### Aim of the exercise
Every line of the material below should be repeated exactly.

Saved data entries
++++++++

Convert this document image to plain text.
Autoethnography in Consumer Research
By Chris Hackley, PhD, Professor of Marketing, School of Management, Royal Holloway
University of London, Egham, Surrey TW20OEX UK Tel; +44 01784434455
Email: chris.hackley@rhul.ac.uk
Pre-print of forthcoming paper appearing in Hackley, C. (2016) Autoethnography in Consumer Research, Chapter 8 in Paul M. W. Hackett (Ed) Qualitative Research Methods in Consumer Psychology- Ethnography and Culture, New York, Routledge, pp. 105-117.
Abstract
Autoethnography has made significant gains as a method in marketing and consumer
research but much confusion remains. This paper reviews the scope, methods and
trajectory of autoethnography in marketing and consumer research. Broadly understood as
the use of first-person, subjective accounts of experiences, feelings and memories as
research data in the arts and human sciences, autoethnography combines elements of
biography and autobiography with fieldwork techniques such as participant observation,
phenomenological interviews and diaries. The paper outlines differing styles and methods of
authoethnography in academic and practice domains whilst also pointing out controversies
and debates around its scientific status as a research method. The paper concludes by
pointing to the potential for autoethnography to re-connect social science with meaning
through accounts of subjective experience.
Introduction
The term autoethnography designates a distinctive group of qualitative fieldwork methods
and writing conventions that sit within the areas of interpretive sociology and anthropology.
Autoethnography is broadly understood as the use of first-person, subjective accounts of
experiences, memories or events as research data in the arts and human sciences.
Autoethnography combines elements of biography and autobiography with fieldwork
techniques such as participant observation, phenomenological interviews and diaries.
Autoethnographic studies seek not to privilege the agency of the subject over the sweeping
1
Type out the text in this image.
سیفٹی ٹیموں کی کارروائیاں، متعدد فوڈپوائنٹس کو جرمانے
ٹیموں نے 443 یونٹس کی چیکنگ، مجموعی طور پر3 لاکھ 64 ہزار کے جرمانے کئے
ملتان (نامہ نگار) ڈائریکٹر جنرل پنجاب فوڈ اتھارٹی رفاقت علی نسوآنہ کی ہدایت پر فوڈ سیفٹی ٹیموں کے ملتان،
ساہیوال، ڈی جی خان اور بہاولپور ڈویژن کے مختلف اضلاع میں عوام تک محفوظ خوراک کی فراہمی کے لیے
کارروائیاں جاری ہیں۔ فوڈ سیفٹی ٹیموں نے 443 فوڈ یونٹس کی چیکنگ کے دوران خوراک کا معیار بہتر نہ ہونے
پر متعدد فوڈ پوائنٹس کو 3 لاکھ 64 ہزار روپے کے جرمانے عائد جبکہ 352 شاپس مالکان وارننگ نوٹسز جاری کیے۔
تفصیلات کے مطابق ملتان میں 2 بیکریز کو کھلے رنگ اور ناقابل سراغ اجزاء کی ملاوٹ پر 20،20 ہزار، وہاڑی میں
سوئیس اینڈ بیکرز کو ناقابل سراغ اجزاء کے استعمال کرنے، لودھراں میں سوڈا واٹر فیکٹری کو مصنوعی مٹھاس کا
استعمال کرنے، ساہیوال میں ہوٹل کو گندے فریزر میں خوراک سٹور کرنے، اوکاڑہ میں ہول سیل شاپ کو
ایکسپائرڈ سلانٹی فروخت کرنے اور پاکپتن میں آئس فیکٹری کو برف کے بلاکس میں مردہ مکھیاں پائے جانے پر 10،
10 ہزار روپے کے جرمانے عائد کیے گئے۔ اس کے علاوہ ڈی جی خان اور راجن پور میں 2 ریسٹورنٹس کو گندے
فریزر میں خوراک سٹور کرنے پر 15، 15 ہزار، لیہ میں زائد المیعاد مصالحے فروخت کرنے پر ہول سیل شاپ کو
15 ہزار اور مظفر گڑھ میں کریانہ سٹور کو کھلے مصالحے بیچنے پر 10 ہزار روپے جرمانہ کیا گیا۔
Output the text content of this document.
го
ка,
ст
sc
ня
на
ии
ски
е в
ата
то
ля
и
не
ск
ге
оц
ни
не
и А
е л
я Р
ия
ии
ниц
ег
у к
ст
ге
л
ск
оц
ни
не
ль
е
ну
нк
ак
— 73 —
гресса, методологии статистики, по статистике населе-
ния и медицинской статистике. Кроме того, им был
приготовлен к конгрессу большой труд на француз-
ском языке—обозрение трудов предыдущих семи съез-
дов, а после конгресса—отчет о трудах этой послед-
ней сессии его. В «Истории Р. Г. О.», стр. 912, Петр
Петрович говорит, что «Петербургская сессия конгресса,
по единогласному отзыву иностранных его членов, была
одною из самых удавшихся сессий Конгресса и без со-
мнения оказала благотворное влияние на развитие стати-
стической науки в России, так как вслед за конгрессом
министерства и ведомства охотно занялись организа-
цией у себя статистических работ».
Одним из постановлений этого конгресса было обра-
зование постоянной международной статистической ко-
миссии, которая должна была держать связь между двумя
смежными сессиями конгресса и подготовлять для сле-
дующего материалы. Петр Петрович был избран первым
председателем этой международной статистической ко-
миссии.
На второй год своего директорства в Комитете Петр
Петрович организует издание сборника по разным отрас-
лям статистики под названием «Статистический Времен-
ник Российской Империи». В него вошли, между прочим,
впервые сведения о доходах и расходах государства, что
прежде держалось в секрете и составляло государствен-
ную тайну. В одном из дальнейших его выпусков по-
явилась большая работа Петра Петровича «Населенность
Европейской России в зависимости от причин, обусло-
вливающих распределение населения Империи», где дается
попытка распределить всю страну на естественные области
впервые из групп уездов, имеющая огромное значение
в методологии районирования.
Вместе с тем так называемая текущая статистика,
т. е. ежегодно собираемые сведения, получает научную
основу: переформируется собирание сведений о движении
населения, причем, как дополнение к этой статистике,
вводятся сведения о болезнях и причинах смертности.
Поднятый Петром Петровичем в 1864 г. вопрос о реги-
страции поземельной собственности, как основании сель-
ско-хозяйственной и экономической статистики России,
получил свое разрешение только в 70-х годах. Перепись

++++++++

### Response to this exercise
Convert this document image to plain text.
Autoethnography in Consumer Research
By Chris Hackley, PhD, Professor of Marketing, School of Management, Royal Holloway
University of London, Egham, Surrey TW20OEX UK Tel; +44 01784434455
Email: chris.hackley@rhul.ac.uk
Pre-print of forthcoming paper appearing in Hackley, C. (2016) Autoethnography in Consumer Research, Chapter 8 in Paul M. W. Hackett (Ed) Qualitative Research Methods in Consumer Psychology- Ethnography and Culture, New York, Routledge, pp. 105-117.
Abstract
Autoethnography has made significant gains as a method in marketing and consumer
research but much confusion remains. This paper reviews the scope, methods and
trajectory of autoethnography in marketing and consumer research. Broadly understood as
the use of first-person, subjective accounts of experiences, feelings and memories as
research data in the arts and human sciences, autoethnography combines elements of
biography and autobiography with fieldwork techniques such as participant observation,
phenomenological interviews and diaries. The paper outlines differing styles and methods of
authoethnography in academic and practice domains whilst also pointing out controversies
and debates around its scientific status as a research method. The paper concludes by
pointing to the potential for autoethnography to re-connect social science with meaning
through accounts of subjective experience.
Introduction
The term autoethnography designates a distinctive group of qualitative fieldwork methods
and writing conventions that sit within the areas of interpretive sociology and anthropology.
Autoethnography is broadly understood as the use of first-person, subjective accounts of
experiences, memories or events as research data in the arts and human sciences.
Autoethnography combines elements of biography and autobiography with fieldwork
techniques such as participant observation, phenomenological interviews and diaries.
Autoethnographic studies seek not to privilege the agency of the subject over the sweeping
1
Type out the text in this image.
سیفٹی ٹیموں کی کارروائیاں، متعدد فوڈپوائنٹس کو جرمانے
ٹیموں نے 443 یونٹس کی چیکنگ، مجموعی طور پر3 لاکھ 64 ہزار کے جرمانے کئے
ملتان (نامہ نگار) ڈائریکٹر جنرل پنجاب فوڈ اتھارٹی رفاقت علی نسوآنہ کی ہدایت پر فوڈ سیفٹی ٹیموں کے ملتان،
ساہیوال، ڈی جی خان اور بہاولپور ڈویژن کے مختلف اضلاع میں عوام تک محفوظ خوراک کی فراہمی کے لیے
کارروائیاں جاری ہیں۔ فوڈ سیفٹی ٹیموں نے 443 فوڈ یونٹس کی چیکنگ کے دوران خوراک کا معیار بہتر نہ ہونے
پر متعدد فوڈ پوائنٹس کو 3 لاکھ 64 ہزار روپے کے جرمانے عائد جبکہ 352 شاپس مالکان وارننگ نوٹسز جاری کیے۔
تفصیلات کے مطابق ملتان میں 2 بیکریز کو کھلے رنگ اور ناقابل سراغ اجزاء کی ملاوٹ پر 20،20 ہزار، وہاڑی میں
سوئیس اینڈ بیکرز کو ناقابل سراغ اجزاء کے استعمال کرنے، لودھراں میں سوڈا واٹر فیکٹری کو مصنوعی مٹھاس کا
استعمال کرنے، ساہیوال میں ہوٹل کو گندے فریزر میں خوراک سٹور کرنے، اوکاڑہ میں ہول سیل شاپ کو
ایکسپائرڈ سلانٹی فروخت کرنے اور پاکپتن میں آئس فیکٹری کو برف کے بلاکس میں مردہ مکھیاں پائے جانے پر 10،
10 ہزار روپے کے جرمانے عائد کیے گئے۔ اس کے علاوہ ڈی جی خان اور راجن پور میں 2 ریسٹورنٹس کو گندے
فریزر میں خوراک سٹور کرنے پر 15، 15 ہزار، لیہ میں زائد المیعاد مصالحے فروخت کرنے پر ہول سیل شاپ کو
15 ہزار اور مظفر گڑھ میں کریانہ سٹور کو کھلے مصالحے بیچنے پر 10 ہزار روپے جرمانہ کیا گیا۔
Output the text content of this document.
го
ка,
ст
sc
ня
на
ии
ски
е в
ата
то
ля
и
не
ск
ге
оц
ни
не
и А
е л
я Р
ия
ии
ниц
ег
у к
ст
ге
л
ск
оц
ни
не
ль
е
ну
нк
ак
— 73 —
гресса, методологии статистики, по статистике населе-
ния и медицинской статистике. Кроме того, им был
приготовлен к конгрессу большой труд на француз-
ском языке—обозрение трудов предыдущих семи съез-
дов, а после конгресса—отчет о трудах этой послед-
ней сессии его. В «Истории Р. Г. О.», стр. 912, Петр
Петрович говорит, что «Петербургская сессия конгресса,
по единогласному отзыву иностранных его членов, была
одною из самых удавшихся сессий Конгресса и без со-
мнения оказала благотворное влияние на развитие стати-
стической науки в России, так как вслед за конгрессом
министерства и ведомства охотно занялись организа-
цией у себя статистических работ».
Одним из постановлений этого конгресса было обра-
зование постоянной международной статистической ко-
миссии, которая должна была держать связь между двумя
смежными сессиями конгресса и подготовлять для сле-
дующего материалы. Петр Петрович был избран первым
председателем этой международной статистической ко-
миссии.
На второй год своего директорства в Комитете Петр
Петрович организует издание сборника по разным отрас-
лям статистики под названием «Статистический Времен-
ник Российской Империи». В него вошли, между прочим,
впервые сведения о доходах и расходах государства, что
прежде держалось в секрете и составляло государствен-
ную тайну. В одном из дальнейших его выпусков по-
явилась большая работа Петра Петровича «Населенность
Европейской России в зависимости от причин, обусло-
вливающих распределение населения Империи», где дается
попытка распределить всю страну на естественные области
впервые из групп уездов, имеющая огромное значение
в методологии районирования.
Вместе с тем так называемая текущая статистика,
т. е. ежегодно собираемые сведения, получает научную
основу: переформируется собирание сведений о движении
населения, причем, как дополнение к этой статистике,
вводятся сведения о болезнях и причинах смертности.
Поднятый Петром Петровичем в 1864 г. вопрос о реги-
страции поземельной собственности, как основании сель-
ско-хозяйственной и экономической статистики России,
получил свое разрешение только в 70-х годах. Перепись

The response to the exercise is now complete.